### SOURCE DATA ###
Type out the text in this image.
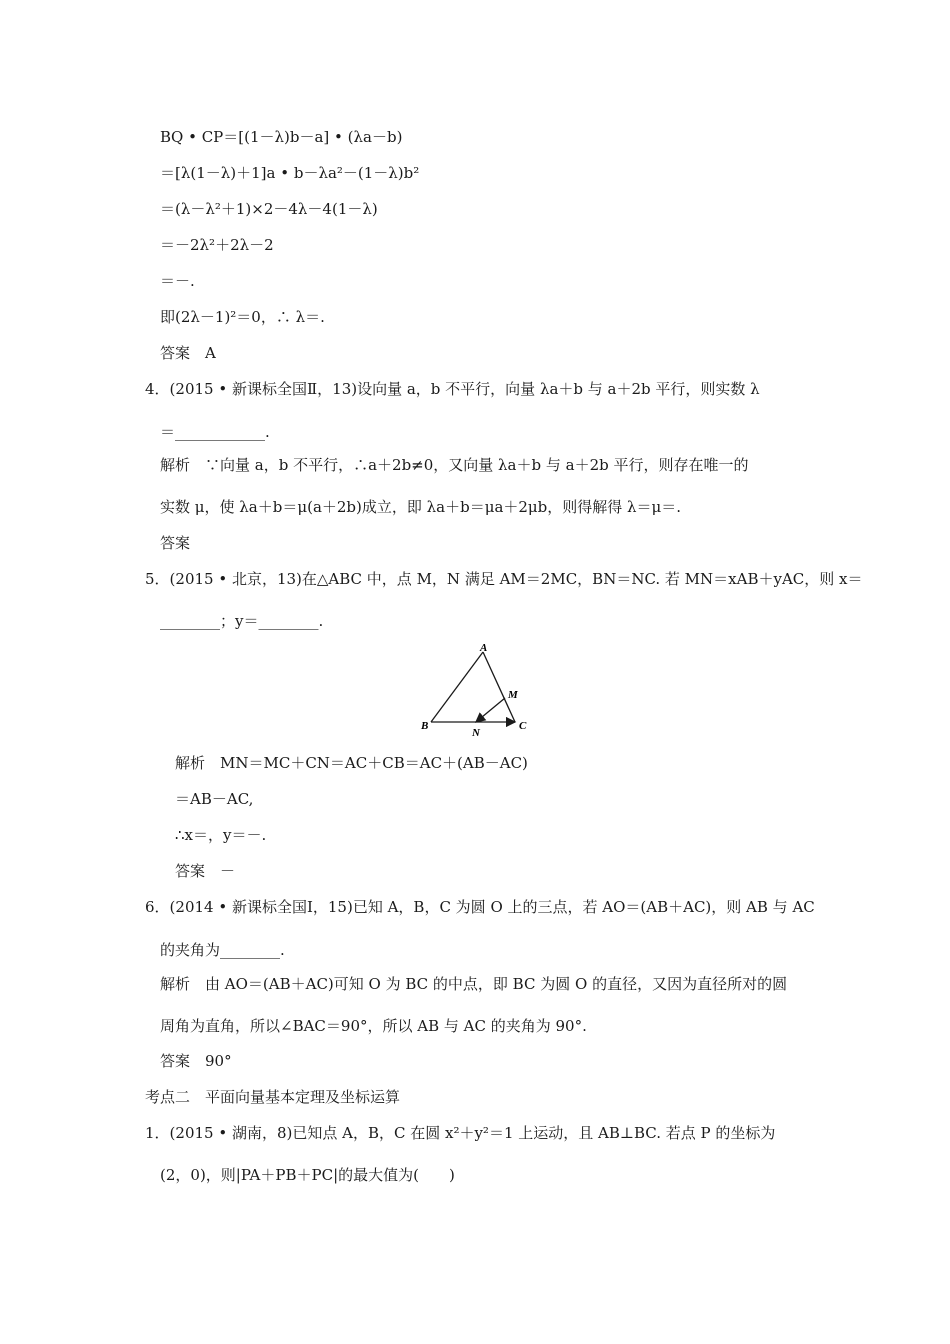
BQ • CP＝[(1－λ)b－a] • (λa－b)
＝[λ(1－λ)＋1]a • b－λa²－(1－λ)b²
＝(λ－λ²＋1)×2－4λ－4(1－λ)
＝－2λ²＋2λ－2
＝－.
即(2λ－1)²＝0，∴ λ＝.
答案　A
4．(2015 • 新课标全国Ⅱ，13)设向量 a，b 不平行，向量 λa＋b 与 a＋2b 平行，则实数 λ
＝____________.
解析　∵向量 a，b 不平行，∴a＋2b≠0，又向量 λa＋b 与 a＋2b 平行，则存在唯一的
实数 μ，使 λa＋b＝μ(a＋2b)成立，即 λa＋b＝μa＋2μb，则得解得 λ＝μ＝.
答案
5．(2015 • 北京，13)在△ABC 中，点 M，N 满足 AM＝2MC，BN＝NC. 若 MN＝xAB＋yAC，则 x＝
________；y＝________.
A
M
B
N
C
解析　MN＝MC＋CN＝AC＋CB＝AC＋(AB－AC)
＝AB－AC,
∴x＝，y＝－.
答案　－
6．(2014 • 新课标全国Ⅰ，15)已知 A，B，C 为圆 O 上的三点，若 AO＝(AB＋AC)，则 AB 与 AC
的夹角为________.
解析　由 AO＝(AB＋AC)可知 O 为 BC 的中点，即 BC 为圆 O 的直径，又因为直径所对的圆
周角为直角，所以∠BAC＝90°，所以 AB 与 AC 的夹角为 90°.
答案　90°
考点二　平面向量基本定理及坐标运算
1．(2015 • 湖南，8)已知点 A，B，C 在圆 x²＋y²＝1 上运动，且 AB⊥BC. 若点 P 的坐标为
(2，0)，则|PA＋PB＋PC|的最大值为(　　)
###
All records above are to be printed exactly, minus the pictures they contain.

§ **TASK RESPONSE**
Type out the text in this image.
BQ • CP＝[(1－λ)b－a] • (λa－b)
＝[λ(1－λ)＋1]a • b－λa²－(1－λ)b²
＝(λ－λ²＋1)×2－4λ－4(1－λ)
＝－2λ²＋2λ－2
＝－.
即(2λ－1)²＝0，∴ λ＝.
答案　A
4．(2015 • 新课标全国Ⅱ，13)设向量 a，b 不平行，向量 λa＋b 与 a＋2b 平行，则实数 λ
＝____________.
解析　∵向量 a，b 不平行，∴a＋2b≠0，又向量 λa＋b 与 a＋2b 平行，则存在唯一的
实数 μ，使 λa＋b＝μ(a＋2b)成立，即 λa＋b＝μa＋2μb，则得解得 λ＝μ＝.
答案
5．(2015 • 北京，13)在△ABC 中，点 M，N 满足 AM＝2MC，BN＝NC. 若 MN＝xAB＋yAC，则 x＝
________；y＝________.
A
M
B
N
C
解析　MN＝MC＋CN＝AC＋CB＝AC＋(AB－AC)
＝AB－AC,
∴x＝，y＝－.
答案　－
6．(2014 • 新课标全国Ⅰ，15)已知 A，B，C 为圆 O 上的三点，若 AO＝(AB＋AC)，则 AB 与 AC
的夹角为________.
解析　由 AO＝(AB＋AC)可知 O 为 BC 的中点，即 BC 为圆 O 的直径，又因为直径所对的圆
周角为直角，所以∠BAC＝90°，所以 AB 与 AC 的夹角为 90°.
答案　90°
考点二　平面向量基本定理及坐标运算
1．(2015 • 湖南，8)已知点 A，B，C 在圆 x²＋y²＝1 上运动，且 AB⊥BC. 若点 P 的坐标为
(2，0)，则|PA＋PB＋PC|的最大值为(　　)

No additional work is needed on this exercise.